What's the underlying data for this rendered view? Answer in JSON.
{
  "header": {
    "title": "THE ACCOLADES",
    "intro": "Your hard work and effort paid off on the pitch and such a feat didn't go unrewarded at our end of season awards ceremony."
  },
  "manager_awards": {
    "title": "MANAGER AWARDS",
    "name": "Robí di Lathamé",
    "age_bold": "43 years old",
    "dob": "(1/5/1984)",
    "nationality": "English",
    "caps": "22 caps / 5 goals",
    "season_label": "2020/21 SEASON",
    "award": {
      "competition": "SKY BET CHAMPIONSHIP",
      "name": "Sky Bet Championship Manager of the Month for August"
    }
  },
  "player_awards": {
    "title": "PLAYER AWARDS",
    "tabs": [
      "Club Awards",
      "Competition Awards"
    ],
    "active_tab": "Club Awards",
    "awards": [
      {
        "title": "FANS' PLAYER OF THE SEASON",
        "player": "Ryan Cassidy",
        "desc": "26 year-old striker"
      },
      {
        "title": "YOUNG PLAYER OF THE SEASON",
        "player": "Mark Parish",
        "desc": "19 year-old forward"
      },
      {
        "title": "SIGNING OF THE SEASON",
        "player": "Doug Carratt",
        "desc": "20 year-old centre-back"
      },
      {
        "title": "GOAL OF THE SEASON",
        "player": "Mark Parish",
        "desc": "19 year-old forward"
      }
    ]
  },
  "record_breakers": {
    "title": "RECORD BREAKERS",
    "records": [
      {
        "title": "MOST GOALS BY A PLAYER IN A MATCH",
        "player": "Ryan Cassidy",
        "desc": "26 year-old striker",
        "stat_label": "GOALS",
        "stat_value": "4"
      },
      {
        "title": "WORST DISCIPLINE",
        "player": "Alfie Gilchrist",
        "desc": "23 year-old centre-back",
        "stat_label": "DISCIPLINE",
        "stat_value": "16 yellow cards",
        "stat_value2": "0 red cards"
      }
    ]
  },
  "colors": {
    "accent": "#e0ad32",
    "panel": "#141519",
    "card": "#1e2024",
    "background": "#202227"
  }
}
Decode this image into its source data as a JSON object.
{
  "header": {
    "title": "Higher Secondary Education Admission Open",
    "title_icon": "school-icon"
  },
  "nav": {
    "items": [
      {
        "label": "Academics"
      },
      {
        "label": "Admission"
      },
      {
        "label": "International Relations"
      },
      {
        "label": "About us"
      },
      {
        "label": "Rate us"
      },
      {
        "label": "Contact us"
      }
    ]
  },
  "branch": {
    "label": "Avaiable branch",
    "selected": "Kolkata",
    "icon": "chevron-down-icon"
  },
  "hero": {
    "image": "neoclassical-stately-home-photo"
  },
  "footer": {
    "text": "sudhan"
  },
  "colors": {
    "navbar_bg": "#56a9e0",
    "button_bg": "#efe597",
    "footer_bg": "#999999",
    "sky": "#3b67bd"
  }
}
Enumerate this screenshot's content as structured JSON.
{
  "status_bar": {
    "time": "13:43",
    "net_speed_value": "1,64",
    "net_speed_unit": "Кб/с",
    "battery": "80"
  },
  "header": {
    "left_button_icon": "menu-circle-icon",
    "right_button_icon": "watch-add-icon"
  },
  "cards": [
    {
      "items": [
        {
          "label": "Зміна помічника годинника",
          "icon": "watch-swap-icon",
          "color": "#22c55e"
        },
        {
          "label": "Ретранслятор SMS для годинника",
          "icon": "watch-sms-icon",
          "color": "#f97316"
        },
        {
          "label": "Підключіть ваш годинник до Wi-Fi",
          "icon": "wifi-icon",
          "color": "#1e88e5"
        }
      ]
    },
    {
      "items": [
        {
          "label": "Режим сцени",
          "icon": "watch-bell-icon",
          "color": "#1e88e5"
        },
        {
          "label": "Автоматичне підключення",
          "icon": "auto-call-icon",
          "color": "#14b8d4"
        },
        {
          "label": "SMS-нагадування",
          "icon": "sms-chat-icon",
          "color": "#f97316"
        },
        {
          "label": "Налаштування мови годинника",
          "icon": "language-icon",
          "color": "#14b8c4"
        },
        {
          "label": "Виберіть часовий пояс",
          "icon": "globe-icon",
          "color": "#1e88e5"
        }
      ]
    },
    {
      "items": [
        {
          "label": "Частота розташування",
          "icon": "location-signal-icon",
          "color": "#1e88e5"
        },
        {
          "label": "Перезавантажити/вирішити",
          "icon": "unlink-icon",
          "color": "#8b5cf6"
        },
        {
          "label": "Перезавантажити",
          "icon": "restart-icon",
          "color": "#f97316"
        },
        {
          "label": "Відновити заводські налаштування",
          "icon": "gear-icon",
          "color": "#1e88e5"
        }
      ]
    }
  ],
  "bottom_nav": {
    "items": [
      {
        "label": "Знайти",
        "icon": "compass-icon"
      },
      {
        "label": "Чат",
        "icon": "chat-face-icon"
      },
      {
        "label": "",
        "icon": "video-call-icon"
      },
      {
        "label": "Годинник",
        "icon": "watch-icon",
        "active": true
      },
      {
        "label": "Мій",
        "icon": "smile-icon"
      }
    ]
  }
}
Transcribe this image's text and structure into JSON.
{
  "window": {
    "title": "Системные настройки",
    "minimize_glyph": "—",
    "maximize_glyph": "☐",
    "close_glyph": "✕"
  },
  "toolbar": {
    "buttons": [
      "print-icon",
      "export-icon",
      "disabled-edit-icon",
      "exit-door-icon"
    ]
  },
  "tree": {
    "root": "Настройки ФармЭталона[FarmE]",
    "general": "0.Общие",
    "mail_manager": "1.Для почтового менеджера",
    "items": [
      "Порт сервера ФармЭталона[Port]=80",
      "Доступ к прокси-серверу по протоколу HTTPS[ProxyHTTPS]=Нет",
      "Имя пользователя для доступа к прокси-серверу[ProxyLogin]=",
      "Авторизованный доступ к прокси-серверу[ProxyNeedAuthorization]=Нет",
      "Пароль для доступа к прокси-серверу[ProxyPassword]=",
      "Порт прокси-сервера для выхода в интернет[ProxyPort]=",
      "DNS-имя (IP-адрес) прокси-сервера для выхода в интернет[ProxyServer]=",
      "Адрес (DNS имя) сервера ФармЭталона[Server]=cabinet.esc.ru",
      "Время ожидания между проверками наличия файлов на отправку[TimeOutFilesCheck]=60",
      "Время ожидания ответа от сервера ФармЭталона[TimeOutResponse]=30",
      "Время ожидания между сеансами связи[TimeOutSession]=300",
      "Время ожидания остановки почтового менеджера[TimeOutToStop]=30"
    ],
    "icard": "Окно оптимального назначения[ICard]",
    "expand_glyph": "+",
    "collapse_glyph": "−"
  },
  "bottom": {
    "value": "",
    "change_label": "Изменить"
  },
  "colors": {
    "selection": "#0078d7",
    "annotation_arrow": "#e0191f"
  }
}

YOUR OBJECTIVE:
Repeat the records above exactly as they appear.

ANSWER TO THIS EXERCISE:
What's the underlying data for this rendered view? Answer in JSON.
{
  "header": {
    "title": "THE ACCOLADES",
    "intro": "Your hard work and effort paid off on the pitch and such a feat didn't go unrewarded at our end of season awards ceremony."
  },
  "manager_awards": {
    "title": "MANAGER AWARDS",
    "name": "Robí di Lathamé",
    "age_bold": "43 years old",
    "dob": "(1/5/1984)",
    "nationality": "English",
    "caps": "22 caps / 5 goals",
    "season_label": "2020/21 SEASON",
    "award": {
      "competition": "SKY BET CHAMPIONSHIP",
      "name": "Sky Bet Championship Manager of the Month for August"
    }
  },
  "player_awards": {
    "title": "PLAYER AWARDS",
    "tabs": [
      "Club Awards",
      "Competition Awards"
    ],
    "active_tab": "Club Awards",
    "awards": [
      {
        "title": "FANS' PLAYER OF THE SEASON",
        "player": "Ryan Cassidy",
        "desc": "26 year-old striker"
      },
      {
        "title": "YOUNG PLAYER OF THE SEASON",
        "player": "Mark Parish",
        "desc": "19 year-old forward"
      },
      {
        "title": "SIGNING OF THE SEASON",
        "player": "Doug Carratt",
        "desc": "20 year-old centre-back"
      },
      {
        "title": "GOAL OF THE SEASON",
        "player": "Mark Parish",
        "desc": "19 year-old forward"
      }
    ]
  },
  "record_breakers": {
    "title": "RECORD BREAKERS",
    "records": [
      {
        "title": "MOST GOALS BY A PLAYER IN A MATCH",
        "player": "Ryan Cassidy",
        "desc": "26 year-old striker",
        "stat_label": "GOALS",
        "stat_value": "4"
      },
      {
        "title": "WORST DISCIPLINE",
        "player": "Alfie Gilchrist",
        "desc": "23 year-old centre-back",
        "stat_label": "DISCIPLINE",
        "stat_value": "16 yellow cards",
        "stat_value2": "0 red cards"
      }
    ]
  },
  "colors": {
    "accent": "#e0ad32",
    "panel": "#141519",
    "card": "#1e2024",
    "background": "#202227"
  }
}
Decode this image into its source data as a JSON object.
{
  "header": {
    "title": "Higher Secondary Education Admission Open",
    "title_icon": "school-icon"
  },
  "nav": {
    "items": [
      {
        "label": "Academics"
      },
      {
        "label": "Admission"
      },
      {
        "label": "International Relations"
      },
      {
        "label": "About us"
      },
      {
        "label": "Rate us"
      },
      {
        "label": "Contact us"
      }
    ]
  },
  "branch": {
    "label": "Avaiable branch",
    "selected": "Kolkata",
    "icon": "chevron-down-icon"
  },
  "hero": {
    "image": "neoclassical-stately-home-photo"
  },
  "footer": {
    "text": "sudhan"
  },
  "colors": {
    "navbar_bg": "#56a9e0",
    "button_bg": "#efe597",
    "footer_bg": "#999999",
    "sky": "#3b67bd"
  }
}
Enumerate this screenshot's content as structured JSON.
{
  "status_bar": {
    "time": "13:43",
    "net_speed_value": "1,64",
    "net_speed_unit": "Кб/с",
    "battery": "80"
  },
  "header": {
    "left_button_icon": "menu-circle-icon",
    "right_button_icon": "watch-add-icon"
  },
  "cards": [
    {
      "items": [
        {
          "label": "Зміна помічника годинника",
          "icon": "watch-swap-icon",
          "color": "#22c55e"
        },
        {
          "label": "Ретранслятор SMS для годинника",
          "icon": "watch-sms-icon",
          "color": "#f97316"
        },
        {
          "label": "Підключіть ваш годинник до Wi-Fi",
          "icon": "wifi-icon",
          "color": "#1e88e5"
        }
      ]
    },
    {
      "items": [
        {
          "label": "Режим сцени",
          "icon": "watch-bell-icon",
          "color": "#1e88e5"
        },
        {
          "label": "Автоматичне підключення",
          "icon": "auto-call-icon",
          "color": "#14b8d4"
        },
        {
          "label": "SMS-нагадування",
          "icon": "sms-chat-icon",
          "color": "#f97316"
        },
        {
          "label": "Налаштування мови годинника",
          "icon": "language-icon",
          "color": "#14b8c4"
        },
        {
          "label": "Виберіть часовий пояс",
          "icon": "globe-icon",
          "color": "#1e88e5"
        }
      ]
    },
    {
      "items": [
        {
          "label": "Частота розташування",
          "icon": "location-signal-icon",
          "color": "#1e88e5"
        },
        {
          "label": "Перезавантажити/вирішити",
          "icon": "unlink-icon",
          "color": "#8b5cf6"
        },
        {
          "label": "Перезавантажити",
          "icon": "restart-icon",
          "color": "#f97316"
        },
        {
          "label": "Відновити заводські налаштування",
          "icon": "gear-icon",
          "color": "#1e88e5"
        }
      ]
    }
  ],
  "bottom_nav": {
    "items": [
      {
        "label": "Знайти",
        "icon": "compass-icon"
      },
      {
        "label": "Чат",
        "icon": "chat-face-icon"
      },
      {
        "label": "",
        "icon": "video-call-icon"
      },
      {
        "label": "Годинник",
        "icon": "watch-icon",
        "active": true
      },
      {
        "label": "Мій",
        "icon": "smile-icon"
      }
    ]
  }
}
Transcribe this image's text and structure into JSON.
{
  "window": {
    "title": "Системные настройки",
    "minimize_glyph": "—",
    "maximize_glyph": "☐",
    "close_glyph": "✕"
  },
  "toolbar": {
    "buttons": [
      "print-icon",
      "export-icon",
      "disabled-edit-icon",
      "exit-door-icon"
    ]
  },
  "tree": {
    "root": "Настройки ФармЭталона[FarmE]",
    "general": "0.Общие",
    "mail_manager": "1.Для почтового менеджера",
    "items": [
      "Порт сервера ФармЭталона[Port]=80",
      "Доступ к прокси-серверу по протоколу HTTPS[ProxyHTTPS]=Нет",
      "Имя пользователя для доступа к прокси-серверу[ProxyLogin]=",
      "Авторизованный доступ к прокси-серверу[ProxyNeedAuthorization]=Нет",
      "Пароль для доступа к прокси-серверу[ProxyPassword]=",
      "Порт прокси-сервера для выхода в интернет[ProxyPort]=",
      "DNS-имя (IP-адрес) прокси-сервера для выхода в интернет[ProxyServer]=",
      "Адрес (DNS имя) сервера ФармЭталона[Server]=cabinet.esc.ru",
      "Время ожидания между проверками наличия файлов на отправку[TimeOutFilesCheck]=60",
      "Время ожидания ответа от сервера ФармЭталона[TimeOutResponse]=30",
      "Время ожидания между сеансами связи[TimeOutSession]=300",
      "Время ожидания остановки почтового менеджера[TimeOutToStop]=30"
    ],
    "icard": "Окно оптимального назначения[ICard]",
    "expand_glyph": "+",
    "collapse_glyph": "−"
  },
  "bottom": {
    "value": "",
    "change_label": "Изменить"
  },
  "colors": {
    "selection": "#0078d7",
    "annotation_arrow": "#e0191f"
  }
}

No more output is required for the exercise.